• Requirements:
Your reply should be a single number: how many lines contain the string "title".

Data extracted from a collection
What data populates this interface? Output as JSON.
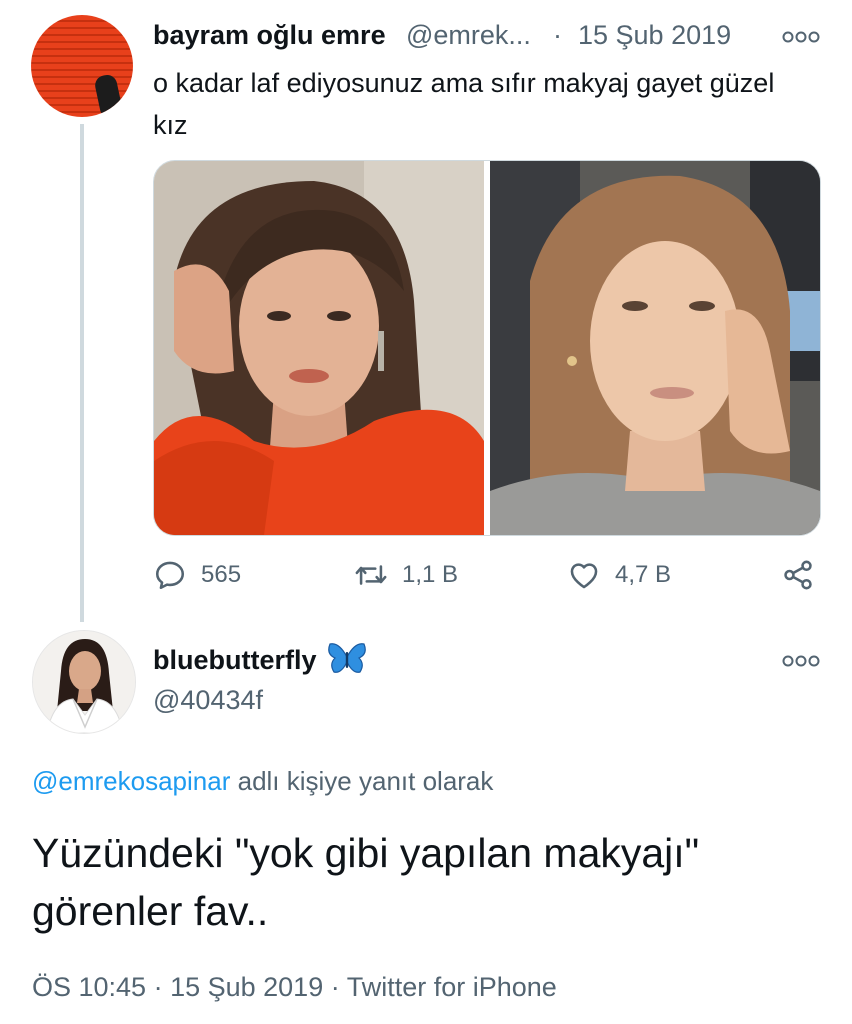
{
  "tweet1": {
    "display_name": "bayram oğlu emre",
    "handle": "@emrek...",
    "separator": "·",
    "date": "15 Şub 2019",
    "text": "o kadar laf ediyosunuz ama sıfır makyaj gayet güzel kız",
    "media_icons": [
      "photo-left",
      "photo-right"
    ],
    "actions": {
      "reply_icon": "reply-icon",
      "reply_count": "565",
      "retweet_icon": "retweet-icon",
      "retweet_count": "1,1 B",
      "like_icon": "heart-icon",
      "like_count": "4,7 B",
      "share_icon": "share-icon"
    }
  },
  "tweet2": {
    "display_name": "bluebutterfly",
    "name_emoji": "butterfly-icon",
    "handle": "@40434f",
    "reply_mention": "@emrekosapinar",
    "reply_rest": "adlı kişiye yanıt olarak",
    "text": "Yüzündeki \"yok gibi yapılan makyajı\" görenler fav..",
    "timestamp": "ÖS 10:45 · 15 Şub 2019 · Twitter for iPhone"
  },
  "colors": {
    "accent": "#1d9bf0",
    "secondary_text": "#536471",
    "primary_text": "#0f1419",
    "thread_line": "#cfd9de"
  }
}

--

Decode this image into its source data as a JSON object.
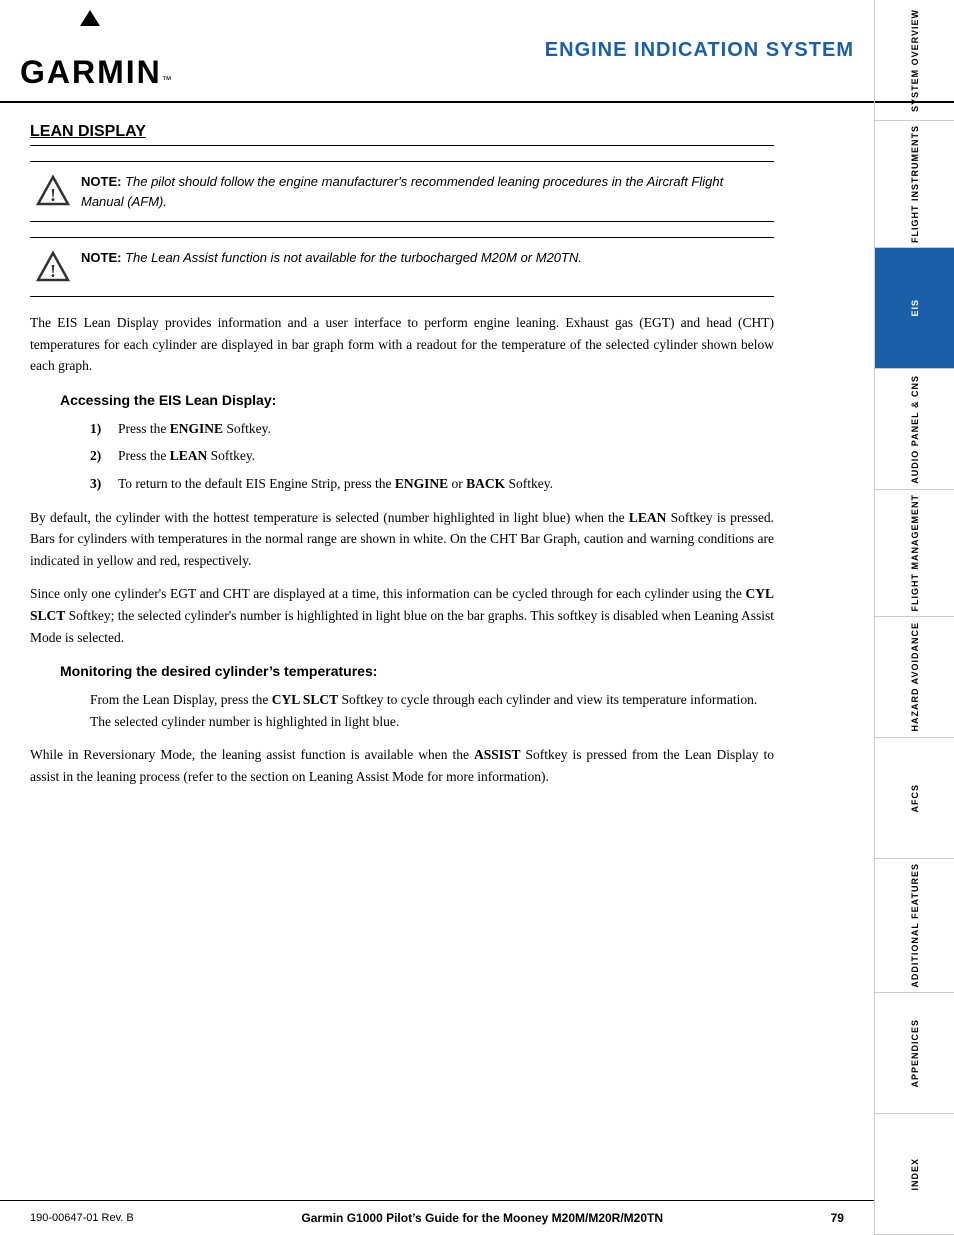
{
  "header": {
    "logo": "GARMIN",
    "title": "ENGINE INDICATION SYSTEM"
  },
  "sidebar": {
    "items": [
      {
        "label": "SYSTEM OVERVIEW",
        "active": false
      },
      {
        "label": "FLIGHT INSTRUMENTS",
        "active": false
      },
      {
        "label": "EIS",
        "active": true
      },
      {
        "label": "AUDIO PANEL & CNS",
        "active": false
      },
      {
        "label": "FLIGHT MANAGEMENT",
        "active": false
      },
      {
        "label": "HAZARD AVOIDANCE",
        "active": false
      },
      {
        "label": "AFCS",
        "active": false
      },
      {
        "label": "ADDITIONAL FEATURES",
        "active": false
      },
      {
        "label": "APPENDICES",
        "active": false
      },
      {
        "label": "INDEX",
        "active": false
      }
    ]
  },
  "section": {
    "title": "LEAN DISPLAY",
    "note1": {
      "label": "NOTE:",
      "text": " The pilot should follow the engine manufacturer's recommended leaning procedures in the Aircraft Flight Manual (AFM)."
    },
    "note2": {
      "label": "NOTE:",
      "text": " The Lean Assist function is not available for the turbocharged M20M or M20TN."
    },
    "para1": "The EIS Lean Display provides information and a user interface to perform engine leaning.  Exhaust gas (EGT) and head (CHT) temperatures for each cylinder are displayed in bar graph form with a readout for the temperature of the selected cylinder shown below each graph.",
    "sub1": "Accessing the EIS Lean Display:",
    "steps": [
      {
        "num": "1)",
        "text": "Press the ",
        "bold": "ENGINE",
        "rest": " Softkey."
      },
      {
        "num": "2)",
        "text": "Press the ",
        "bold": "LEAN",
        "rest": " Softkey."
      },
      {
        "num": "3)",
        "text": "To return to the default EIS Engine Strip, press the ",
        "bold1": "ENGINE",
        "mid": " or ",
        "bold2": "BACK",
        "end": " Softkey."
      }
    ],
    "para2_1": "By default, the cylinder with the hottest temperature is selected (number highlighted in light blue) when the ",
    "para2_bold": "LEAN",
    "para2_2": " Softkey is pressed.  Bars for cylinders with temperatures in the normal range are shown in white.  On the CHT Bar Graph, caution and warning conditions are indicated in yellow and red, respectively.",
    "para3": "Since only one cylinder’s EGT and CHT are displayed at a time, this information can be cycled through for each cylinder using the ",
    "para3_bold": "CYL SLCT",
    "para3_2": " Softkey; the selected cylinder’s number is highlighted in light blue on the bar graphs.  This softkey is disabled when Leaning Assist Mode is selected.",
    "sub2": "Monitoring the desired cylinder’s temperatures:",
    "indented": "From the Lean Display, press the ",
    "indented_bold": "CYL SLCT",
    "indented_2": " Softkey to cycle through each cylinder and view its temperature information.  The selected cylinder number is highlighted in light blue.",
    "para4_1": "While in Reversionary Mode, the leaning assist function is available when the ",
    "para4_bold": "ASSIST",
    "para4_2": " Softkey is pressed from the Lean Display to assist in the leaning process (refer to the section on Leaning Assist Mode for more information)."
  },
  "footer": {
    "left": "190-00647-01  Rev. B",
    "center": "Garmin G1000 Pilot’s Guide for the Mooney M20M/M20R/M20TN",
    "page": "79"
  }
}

• Answer for the task:
2